* Problem to work on
Lines containing the word "Extraction" need to be counted. Please reply with how many there are, and nothing else.

─── Data for this exercise ───

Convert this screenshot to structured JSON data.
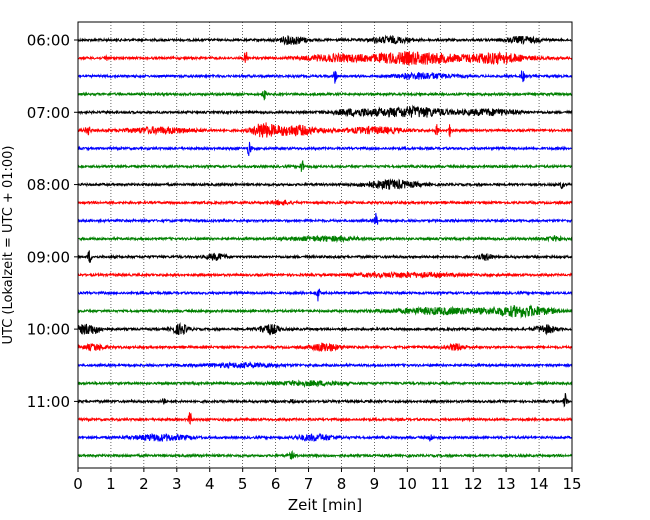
{
  "chart_data": {
    "type": "line",
    "title": "",
    "xlabel": "Zeit  [min]",
    "ylabel": "UTC (Lokalzeit = UTC + 01:00)",
    "xlim": [
      0,
      15
    ],
    "x_ticks": [
      0,
      1,
      2,
      3,
      4,
      5,
      6,
      7,
      8,
      9,
      10,
      11,
      12,
      13,
      14,
      15
    ],
    "grid": "vertical dotted",
    "legend": "none",
    "trace_colors": [
      "#000000",
      "#ff0000",
      "#0000ff",
      "#008000"
    ],
    "y_tick_labels": [
      "06:00",
      "07:00",
      "08:00",
      "09:00",
      "10:00",
      "11:00"
    ],
    "traces": [
      {
        "start": "06:00",
        "color": "#000000",
        "events": [
          {
            "t": 6.5,
            "amp": 4,
            "w": 0.4
          },
          {
            "t": 9.5,
            "amp": 3,
            "w": 0.6
          },
          {
            "t": 13.5,
            "amp": 3,
            "w": 0.5
          }
        ]
      },
      {
        "start": "06:15",
        "color": "#ff0000",
        "events": [
          {
            "t": 0.85,
            "amp": 3,
            "w": 0.05
          },
          {
            "t": 5.1,
            "amp": 6,
            "w": 0.06
          },
          {
            "t": 7.8,
            "amp": 3,
            "w": 1.0
          },
          {
            "t": 10.2,
            "amp": 6,
            "w": 1.3
          },
          {
            "t": 12.7,
            "amp": 5,
            "w": 0.9
          }
        ]
      },
      {
        "start": "06:30",
        "color": "#0000ff",
        "events": [
          {
            "t": 7.8,
            "amp": 7,
            "w": 0.05
          },
          {
            "t": 10.5,
            "amp": 3,
            "w": 0.8
          },
          {
            "t": 13.5,
            "amp": 7,
            "w": 0.05
          }
        ]
      },
      {
        "start": "06:45",
        "color": "#008000",
        "events": [
          {
            "t": 5.65,
            "amp": 5,
            "w": 0.05
          }
        ]
      },
      {
        "start": "07:00",
        "color": "#000000",
        "events": [
          {
            "t": 8.5,
            "amp": 3,
            "w": 0.8
          },
          {
            "t": 10.2,
            "amp": 5,
            "w": 1.0
          },
          {
            "t": 12.5,
            "amp": 3,
            "w": 0.8
          }
        ]
      },
      {
        "start": "07:15",
        "color": "#ff0000",
        "events": [
          {
            "t": 0.3,
            "amp": 5,
            "w": 0.08
          },
          {
            "t": 2.5,
            "amp": 3,
            "w": 1.0
          },
          {
            "t": 5.6,
            "amp": 6,
            "w": 0.3
          },
          {
            "t": 6.5,
            "amp": 5,
            "w": 0.8
          },
          {
            "t": 9.0,
            "amp": 3,
            "w": 0.9
          },
          {
            "t": 10.9,
            "amp": 6,
            "w": 0.05
          },
          {
            "t": 11.3,
            "amp": 6,
            "w": 0.05
          }
        ]
      },
      {
        "start": "07:30",
        "color": "#0000ff",
        "events": [
          {
            "t": 5.2,
            "amp": 8,
            "w": 0.05
          }
        ]
      },
      {
        "start": "07:45",
        "color": "#008000",
        "events": [
          {
            "t": 6.8,
            "amp": 7,
            "w": 0.05
          }
        ]
      },
      {
        "start": "08:00",
        "color": "#000000",
        "events": [
          {
            "t": 9.5,
            "amp": 4,
            "w": 0.8
          },
          {
            "t": 14.7,
            "amp": 4,
            "w": 0.05
          }
        ]
      },
      {
        "start": "08:15",
        "color": "#ff0000",
        "events": [
          {
            "t": 6.2,
            "amp": 2,
            "w": 0.3
          }
        ]
      },
      {
        "start": "08:30",
        "color": "#0000ff",
        "events": [
          {
            "t": 9.05,
            "amp": 7,
            "w": 0.05
          }
        ]
      },
      {
        "start": "08:45",
        "color": "#008000",
        "events": [
          {
            "t": 7.5,
            "amp": 2,
            "w": 1.0
          },
          {
            "t": 14.5,
            "amp": 2,
            "w": 0.3
          }
        ]
      },
      {
        "start": "09:00",
        "color": "#000000",
        "events": [
          {
            "t": 0.35,
            "amp": 7,
            "w": 0.05
          },
          {
            "t": 4.2,
            "amp": 3,
            "w": 0.3
          },
          {
            "t": 12.4,
            "amp": 3,
            "w": 0.2
          }
        ]
      },
      {
        "start": "09:15",
        "color": "#ff0000",
        "events": [
          {
            "t": 10.0,
            "amp": 2,
            "w": 1.5
          }
        ]
      },
      {
        "start": "09:30",
        "color": "#0000ff",
        "events": [
          {
            "t": 7.3,
            "amp": 8,
            "w": 0.05
          }
        ]
      },
      {
        "start": "09:45",
        "color": "#008000",
        "events": [
          {
            "t": 11.0,
            "amp": 3,
            "w": 1.5
          },
          {
            "t": 13.5,
            "amp": 5,
            "w": 0.9
          }
        ]
      },
      {
        "start": "10:00",
        "color": "#000000",
        "events": [
          {
            "t": 0.3,
            "amp": 5,
            "w": 0.4
          },
          {
            "t": 3.1,
            "amp": 5,
            "w": 0.25
          },
          {
            "t": 5.8,
            "amp": 5,
            "w": 0.3
          },
          {
            "t": 14.2,
            "amp": 4,
            "w": 0.3
          }
        ]
      },
      {
        "start": "10:15",
        "color": "#ff0000",
        "events": [
          {
            "t": 0.5,
            "amp": 3,
            "w": 0.3
          },
          {
            "t": 7.5,
            "amp": 4,
            "w": 0.4
          },
          {
            "t": 11.5,
            "amp": 3,
            "w": 0.3
          }
        ]
      },
      {
        "start": "10:30",
        "color": "#0000ff",
        "events": [
          {
            "t": 5.0,
            "amp": 2,
            "w": 1.0
          }
        ]
      },
      {
        "start": "10:45",
        "color": "#008000",
        "events": [
          {
            "t": 7.0,
            "amp": 2,
            "w": 1.0
          }
        ]
      },
      {
        "start": "11:00",
        "color": "#000000",
        "events": [
          {
            "t": 2.6,
            "amp": 4,
            "w": 0.05
          },
          {
            "t": 6.5,
            "amp": 3,
            "w": 0.05
          },
          {
            "t": 14.8,
            "amp": 8,
            "w": 0.05
          }
        ]
      },
      {
        "start": "11:15",
        "color": "#ff0000",
        "events": [
          {
            "t": 3.4,
            "amp": 7,
            "w": 0.05
          }
        ]
      },
      {
        "start": "11:30",
        "color": "#0000ff",
        "events": [
          {
            "t": 2.5,
            "amp": 3,
            "w": 0.8
          },
          {
            "t": 7.2,
            "amp": 3,
            "w": 0.6
          },
          {
            "t": 10.7,
            "amp": 4,
            "w": 0.05
          }
        ]
      },
      {
        "start": "11:45",
        "color": "#008000",
        "events": [
          {
            "t": 6.5,
            "amp": 3,
            "w": 0.1
          }
        ]
      }
    ]
  }
}
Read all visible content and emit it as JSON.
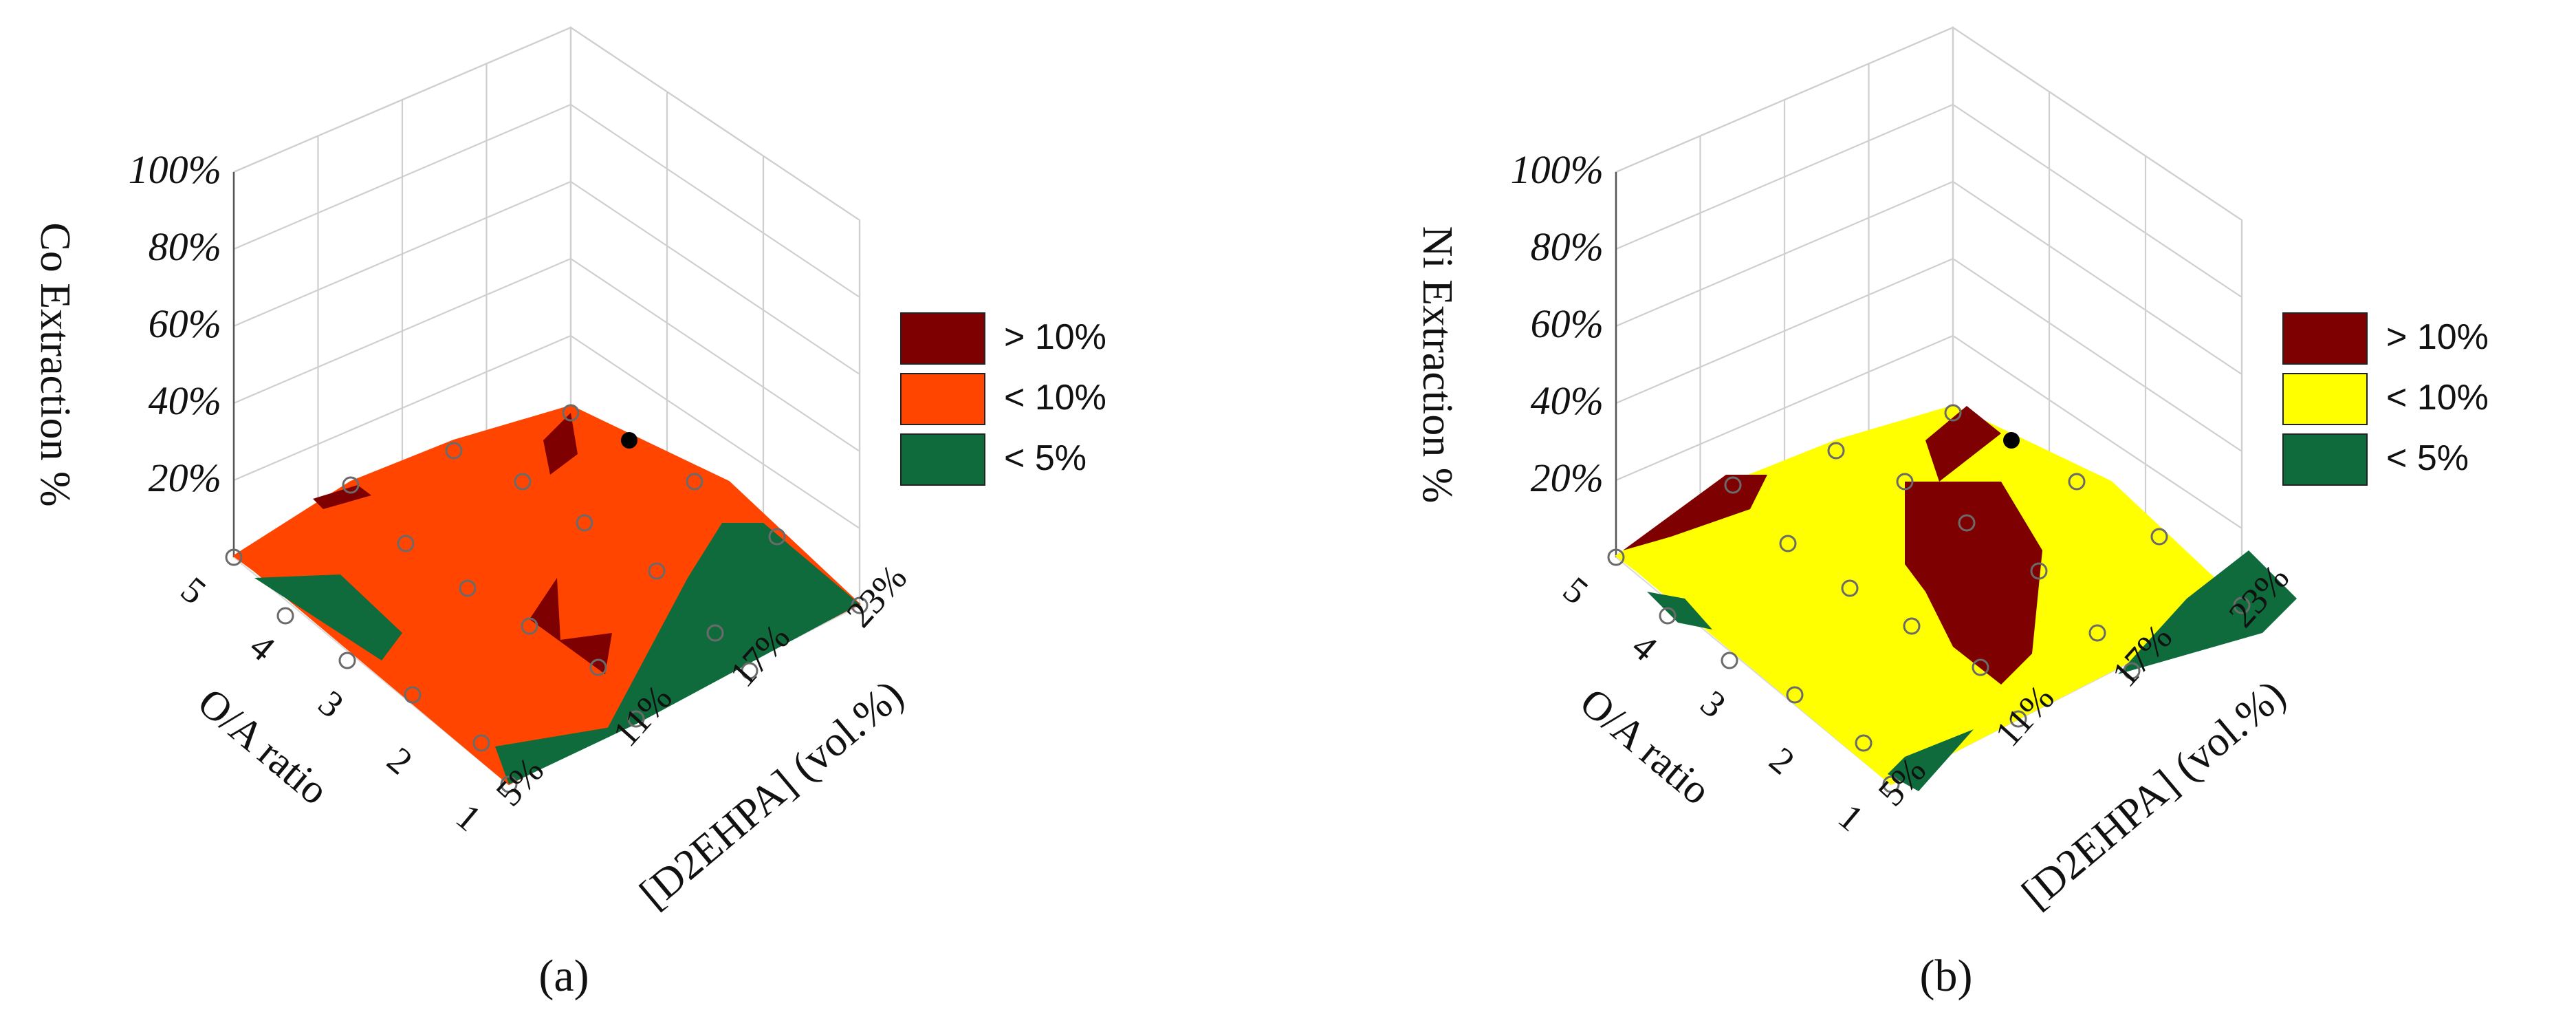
{
  "chart_data": [
    {
      "panel_label": "(a)",
      "type": "surface3d",
      "zlabel": "Co Extraction %",
      "xlabel": "O/A ratio",
      "ylabel": "[D2EHPA] (vol.%)",
      "x_ticks": [
        "5",
        "4",
        "3",
        "2",
        "1"
      ],
      "y_ticks": [
        "23%",
        "17%",
        "11%",
        "5%"
      ],
      "z_ticks": [
        "20%",
        "40%",
        "60%",
        "80%",
        "100%"
      ],
      "zlim": [
        0,
        100
      ],
      "legend": [
        {
          "label": "> 10%",
          "color": "#7f0000"
        },
        {
          "label": "< 10%",
          "color": "#ff4500"
        },
        {
          "label": "< 5%",
          "color": "#0f6b3b"
        }
      ],
      "surface_color": "#ff4500",
      "regions": [
        {
          "class": "< 5%",
          "description": "low O/A, high D2EHPA corner"
        },
        {
          "class": "< 5%",
          "description": "5% D2EHPA, O/A 1"
        },
        {
          "class": "< 5%",
          "description": "O/A 4, 5% D2EHPA edge"
        },
        {
          "class": "> 10%",
          "description": "small patches near O/A 2-3, 11% D2EHPA and at high O/A"
        }
      ],
      "highlight_point_label": "max"
    },
    {
      "panel_label": "(b)",
      "type": "surface3d",
      "zlabel": "Ni Extraction %",
      "xlabel": "O/A ratio",
      "ylabel": "[D2EHPA] (vol.%)",
      "x_ticks": [
        "5",
        "4",
        "3",
        "2",
        "1"
      ],
      "y_ticks": [
        "23%",
        "17%",
        "11%",
        "5%"
      ],
      "z_ticks": [
        "20%",
        "40%",
        "60%",
        "80%",
        "100%"
      ],
      "zlim": [
        0,
        100
      ],
      "legend": [
        {
          "label": "> 10%",
          "color": "#7f0000"
        },
        {
          "label": "< 10%",
          "color": "#ffff00"
        },
        {
          "label": "< 5%",
          "color": "#0f6b3b"
        }
      ],
      "surface_color": "#ffff00",
      "regions": [
        {
          "class": "> 10%",
          "description": "central band around 11-17% D2EHPA"
        },
        {
          "class": "> 10%",
          "description": "corner at high O/A"
        },
        {
          "class": "< 5%",
          "description": "low O/A, high D2EHPA corner"
        }
      ],
      "highlight_point_label": "max"
    }
  ]
}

───

* Answer for the task
2